[[ Records for this task open ]]

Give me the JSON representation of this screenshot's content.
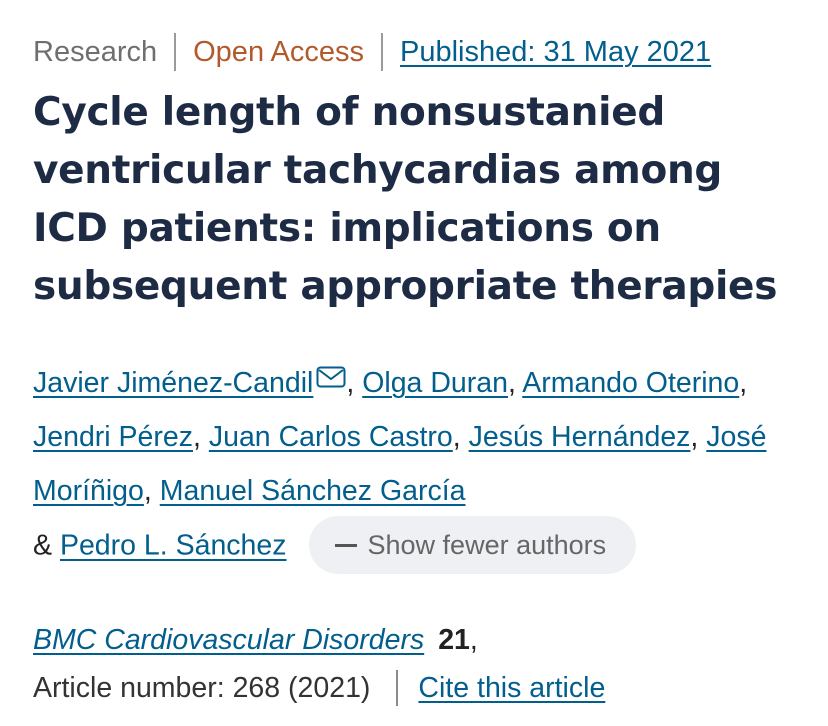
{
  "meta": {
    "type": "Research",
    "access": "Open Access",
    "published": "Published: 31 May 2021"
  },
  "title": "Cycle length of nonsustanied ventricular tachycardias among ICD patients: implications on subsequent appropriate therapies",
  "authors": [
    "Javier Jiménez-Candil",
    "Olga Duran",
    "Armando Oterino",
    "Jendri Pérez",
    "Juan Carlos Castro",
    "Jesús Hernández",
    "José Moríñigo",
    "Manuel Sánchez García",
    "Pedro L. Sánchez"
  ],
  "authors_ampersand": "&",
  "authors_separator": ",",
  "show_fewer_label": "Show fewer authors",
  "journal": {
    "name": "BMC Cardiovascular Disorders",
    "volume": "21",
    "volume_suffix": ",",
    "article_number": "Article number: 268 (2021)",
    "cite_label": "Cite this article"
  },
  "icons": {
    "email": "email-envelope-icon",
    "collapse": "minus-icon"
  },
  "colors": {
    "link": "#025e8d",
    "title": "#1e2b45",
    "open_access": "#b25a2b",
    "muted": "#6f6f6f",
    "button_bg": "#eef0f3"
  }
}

[[ Records for this task closed ]]

(Activity): Leaving aside the pictures, copy the listing above exactly.

(Solution to this task):
Give me the JSON representation of this screenshot's content.
{
  "meta": {
    "type": "Research",
    "access": "Open Access",
    "published": "Published: 31 May 2021"
  },
  "title": "Cycle length of nonsustanied ventricular tachycardias among ICD patients: implications on subsequent appropriate therapies",
  "authors": [
    "Javier Jiménez-Candil",
    "Olga Duran",
    "Armando Oterino",
    "Jendri Pérez",
    "Juan Carlos Castro",
    "Jesús Hernández",
    "José Moríñigo",
    "Manuel Sánchez García",
    "Pedro L. Sánchez"
  ],
  "authors_ampersand": "&",
  "authors_separator": ",",
  "show_fewer_label": "Show fewer authors",
  "journal": {
    "name": "BMC Cardiovascular Disorders",
    "volume": "21",
    "volume_suffix": ",",
    "article_number": "Article number: 268 (2021)",
    "cite_label": "Cite this article"
  },
  "icons": {
    "email": "email-envelope-icon",
    "collapse": "minus-icon"
  },
  "colors": {
    "link": "#025e8d",
    "title": "#1e2b45",
    "open_access": "#b25a2b",
    "muted": "#6f6f6f",
    "button_bg": "#eef0f3"
  }
}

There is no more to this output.